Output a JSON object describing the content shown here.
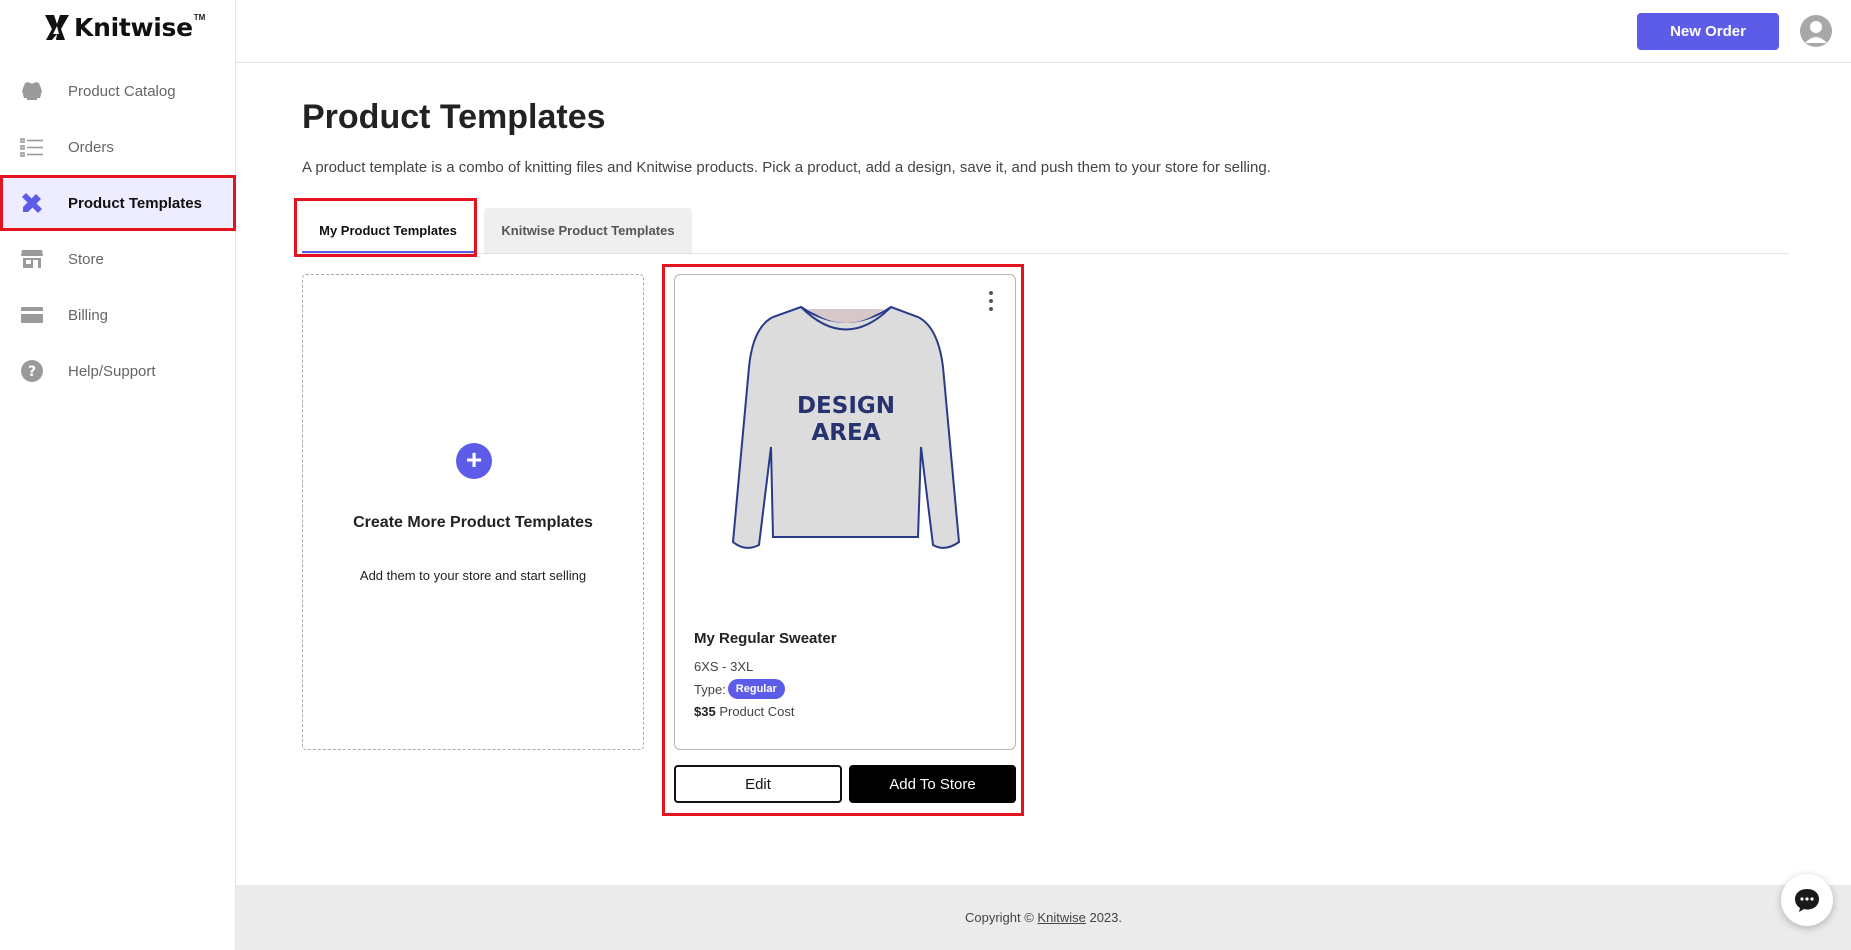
{
  "brand": {
    "name": "Knitwise",
    "tm": "TM"
  },
  "sidebar": {
    "items": [
      {
        "label": "Product Catalog",
        "icon": "sweater-icon"
      },
      {
        "label": "Orders",
        "icon": "list-icon"
      },
      {
        "label": "Product Templates",
        "icon": "pencil-ruler-icon",
        "active": true
      },
      {
        "label": "Store",
        "icon": "storefront-icon"
      },
      {
        "label": "Billing",
        "icon": "credit-card-icon"
      },
      {
        "label": "Help/Support",
        "icon": "question-icon"
      }
    ]
  },
  "header": {
    "new_order_label": "New Order",
    "avatar_icon": "user-icon"
  },
  "main": {
    "title": "Product Templates",
    "description": "A product template is a combo of knitting files and Knitwise products. Pick a product, add a design, save it, and push them to your store for selling.",
    "tabs": [
      {
        "label": "My Product Templates",
        "active": true
      },
      {
        "label": "Knitwise Product Templates",
        "active": false
      }
    ],
    "create_card": {
      "title": "Create More Product Templates",
      "subtitle": "Add them to your store and start selling"
    },
    "product_card": {
      "image_text_line1": "DESIGN",
      "image_text_line2": "AREA",
      "name": "My Regular Sweater",
      "sizes": "6XS - 3XL",
      "type_label": "Type:",
      "type_value": "Regular",
      "price": "$35",
      "price_label": "Product Cost",
      "edit_label": "Edit",
      "add_label": "Add To Store"
    }
  },
  "footer": {
    "prefix": "Copyright ©",
    "link": "Knitwise",
    "year": "2023."
  },
  "colors": {
    "accent": "#5d5ce8",
    "highlight": "#e5121f",
    "active_bg": "#ededff"
  }
}
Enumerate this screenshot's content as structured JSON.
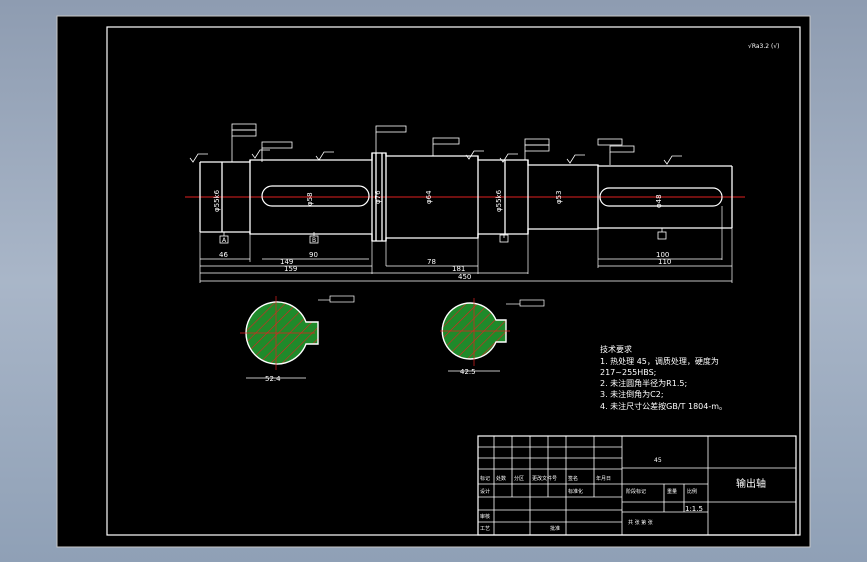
{
  "colors": {
    "background": "#97a6ba",
    "sheet": "#000000",
    "lines": "#ffffff",
    "centerline": "#e02020",
    "hatch_fill": "#1f8a2a",
    "hatch_lines": "#e02020"
  },
  "roughness_note": "√Ra3.2 (√)",
  "annotations": {
    "label_a": "A",
    "label_b": "B"
  },
  "dimensions": {
    "d55_left": "φ55k6",
    "d58": "φ58",
    "d76": "φ76",
    "d64": "φ64",
    "d55_right": "φ55k6",
    "d53": "φ53",
    "d48": "φ48",
    "len_46": "46",
    "len_90_a": "90",
    "len_149": "149",
    "len_159": "159",
    "len_78": "78",
    "len_181": "181",
    "len_450": "450",
    "len_100": "100",
    "len_110": "110"
  },
  "sections": {
    "left_bottom": "52.4",
    "right_bottom": "42.5"
  },
  "tech_requirements": {
    "title": "技术要求",
    "line1": "1. 热处理  45，调质处理，硬度为",
    "line2": "217~255HBS;",
    "line3": "2. 未注圆角半径为R1.5;",
    "line4": "3. 未注倒角为C2;",
    "line5": "4. 未注尺寸公差按GB/T 1804-m。"
  },
  "title_block": {
    "part_name": "输出轴",
    "material": "45",
    "scale": "1:1.5",
    "row_labels": [
      "标记",
      "处数",
      "分区",
      "更改文件号",
      "签名",
      "年月日"
    ],
    "design": "设计",
    "standard": "标准化",
    "stage_mark": "阶段标记",
    "weight": "重量",
    "ratio": "比例",
    "review": "审核",
    "process": "工艺",
    "approve": "批准",
    "sheets": "共  张  第  张"
  }
}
==============================
Your objective
Locate all lines that include the word "content" and copy them out.

Exercise solution
Output a JSON object describing the content shown here.
Enumerate this screenshot's content as structured JSON.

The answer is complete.